» **What you need to do**
Output the data below in full, character for character.
# Given information start
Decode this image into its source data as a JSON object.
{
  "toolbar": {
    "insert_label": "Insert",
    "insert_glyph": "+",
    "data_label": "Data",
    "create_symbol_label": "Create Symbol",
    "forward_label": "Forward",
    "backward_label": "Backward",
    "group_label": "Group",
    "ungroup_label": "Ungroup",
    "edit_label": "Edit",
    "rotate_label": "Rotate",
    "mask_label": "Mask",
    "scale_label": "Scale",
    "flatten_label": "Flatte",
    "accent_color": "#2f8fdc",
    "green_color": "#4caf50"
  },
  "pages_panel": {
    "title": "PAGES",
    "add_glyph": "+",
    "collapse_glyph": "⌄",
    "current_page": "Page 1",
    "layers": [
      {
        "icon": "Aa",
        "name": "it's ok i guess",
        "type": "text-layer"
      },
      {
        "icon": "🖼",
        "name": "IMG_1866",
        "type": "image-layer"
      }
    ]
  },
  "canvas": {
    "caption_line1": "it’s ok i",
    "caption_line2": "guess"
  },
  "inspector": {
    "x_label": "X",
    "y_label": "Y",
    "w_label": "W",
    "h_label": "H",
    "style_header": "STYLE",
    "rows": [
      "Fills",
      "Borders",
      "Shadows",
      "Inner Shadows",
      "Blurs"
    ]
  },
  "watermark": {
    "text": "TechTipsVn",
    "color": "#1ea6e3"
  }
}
# Given information end
» **Task response**
Decode this image into its source data as a JSON object.
{
  "toolbar": {
    "insert_label": "Insert",
    "insert_glyph": "+",
    "data_label": "Data",
    "create_symbol_label": "Create Symbol",
    "forward_label": "Forward",
    "backward_label": "Backward",
    "group_label": "Group",
    "ungroup_label": "Ungroup",
    "edit_label": "Edit",
    "rotate_label": "Rotate",
    "mask_label": "Mask",
    "scale_label": "Scale",
    "flatten_label": "Flatte",
    "accent_color": "#2f8fdc",
    "green_color": "#4caf50"
  },
  "pages_panel": {
    "title": "PAGES",
    "add_glyph": "+",
    "collapse_glyph": "⌄",
    "current_page": "Page 1",
    "layers": [
      {
        "icon": "Aa",
        "name": "it's ok i guess",
        "type": "text-layer"
      },
      {
        "icon": "🖼",
        "name": "IMG_1866",
        "type": "image-layer"
      }
    ]
  },
  "canvas": {
    "caption_line1": "it’s ok i",
    "caption_line2": "guess"
  },
  "inspector": {
    "x_label": "X",
    "y_label": "Y",
    "w_label": "W",
    "h_label": "H",
    "style_header": "STYLE",
    "rows": [
      "Fills",
      "Borders",
      "Shadows",
      "Inner Shadows",
      "Blurs"
    ]
  },
  "watermark": {
    "text": "TechTipsVn",
    "color": "#1ea6e3"
  }
}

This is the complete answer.